What the exercise asks =
Skip all pictures, then print the remaining material exactly.

Record list =
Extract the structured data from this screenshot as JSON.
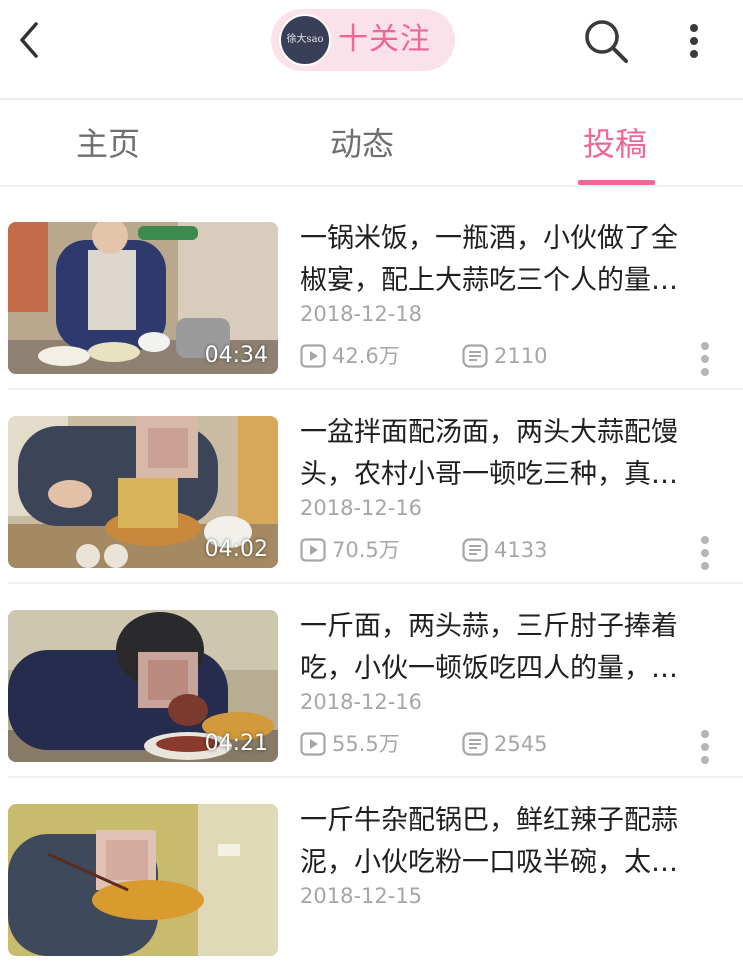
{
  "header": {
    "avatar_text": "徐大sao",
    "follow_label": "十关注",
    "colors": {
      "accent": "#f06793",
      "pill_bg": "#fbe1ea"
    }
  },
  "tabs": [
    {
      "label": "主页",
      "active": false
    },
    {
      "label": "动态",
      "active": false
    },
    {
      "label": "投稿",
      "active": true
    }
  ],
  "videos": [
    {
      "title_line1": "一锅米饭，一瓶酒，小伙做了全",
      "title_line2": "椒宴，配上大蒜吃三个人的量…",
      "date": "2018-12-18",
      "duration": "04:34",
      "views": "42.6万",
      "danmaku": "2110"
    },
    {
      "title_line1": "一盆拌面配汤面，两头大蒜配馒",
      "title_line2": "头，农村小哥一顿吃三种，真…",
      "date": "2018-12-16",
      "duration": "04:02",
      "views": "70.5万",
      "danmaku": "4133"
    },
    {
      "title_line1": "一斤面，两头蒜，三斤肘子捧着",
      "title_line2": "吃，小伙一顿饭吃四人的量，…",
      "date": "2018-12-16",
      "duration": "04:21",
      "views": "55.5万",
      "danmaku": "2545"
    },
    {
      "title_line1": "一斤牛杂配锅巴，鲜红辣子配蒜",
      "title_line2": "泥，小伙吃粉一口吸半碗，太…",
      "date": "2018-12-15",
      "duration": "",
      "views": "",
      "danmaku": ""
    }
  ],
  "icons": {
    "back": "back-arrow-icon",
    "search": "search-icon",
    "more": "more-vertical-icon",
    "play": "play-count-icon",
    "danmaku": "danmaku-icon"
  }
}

The solution =
Extract the structured data from this screenshot as JSON.
{
  "header": {
    "avatar_text": "徐大sao",
    "follow_label": "十关注",
    "colors": {
      "accent": "#f06793",
      "pill_bg": "#fbe1ea"
    }
  },
  "tabs": [
    {
      "label": "主页",
      "active": false
    },
    {
      "label": "动态",
      "active": false
    },
    {
      "label": "投稿",
      "active": true
    }
  ],
  "videos": [
    {
      "title_line1": "一锅米饭，一瓶酒，小伙做了全",
      "title_line2": "椒宴，配上大蒜吃三个人的量…",
      "date": "2018-12-18",
      "duration": "04:34",
      "views": "42.6万",
      "danmaku": "2110"
    },
    {
      "title_line1": "一盆拌面配汤面，两头大蒜配馒",
      "title_line2": "头，农村小哥一顿吃三种，真…",
      "date": "2018-12-16",
      "duration": "04:02",
      "views": "70.5万",
      "danmaku": "4133"
    },
    {
      "title_line1": "一斤面，两头蒜，三斤肘子捧着",
      "title_line2": "吃，小伙一顿饭吃四人的量，…",
      "date": "2018-12-16",
      "duration": "04:21",
      "views": "55.5万",
      "danmaku": "2545"
    },
    {
      "title_line1": "一斤牛杂配锅巴，鲜红辣子配蒜",
      "title_line2": "泥，小伙吃粉一口吸半碗，太…",
      "date": "2018-12-15",
      "duration": "",
      "views": "",
      "danmaku": ""
    }
  ],
  "icons": {
    "back": "back-arrow-icon",
    "search": "search-icon",
    "more": "more-vertical-icon",
    "play": "play-count-icon",
    "danmaku": "danmaku-icon"
  }
}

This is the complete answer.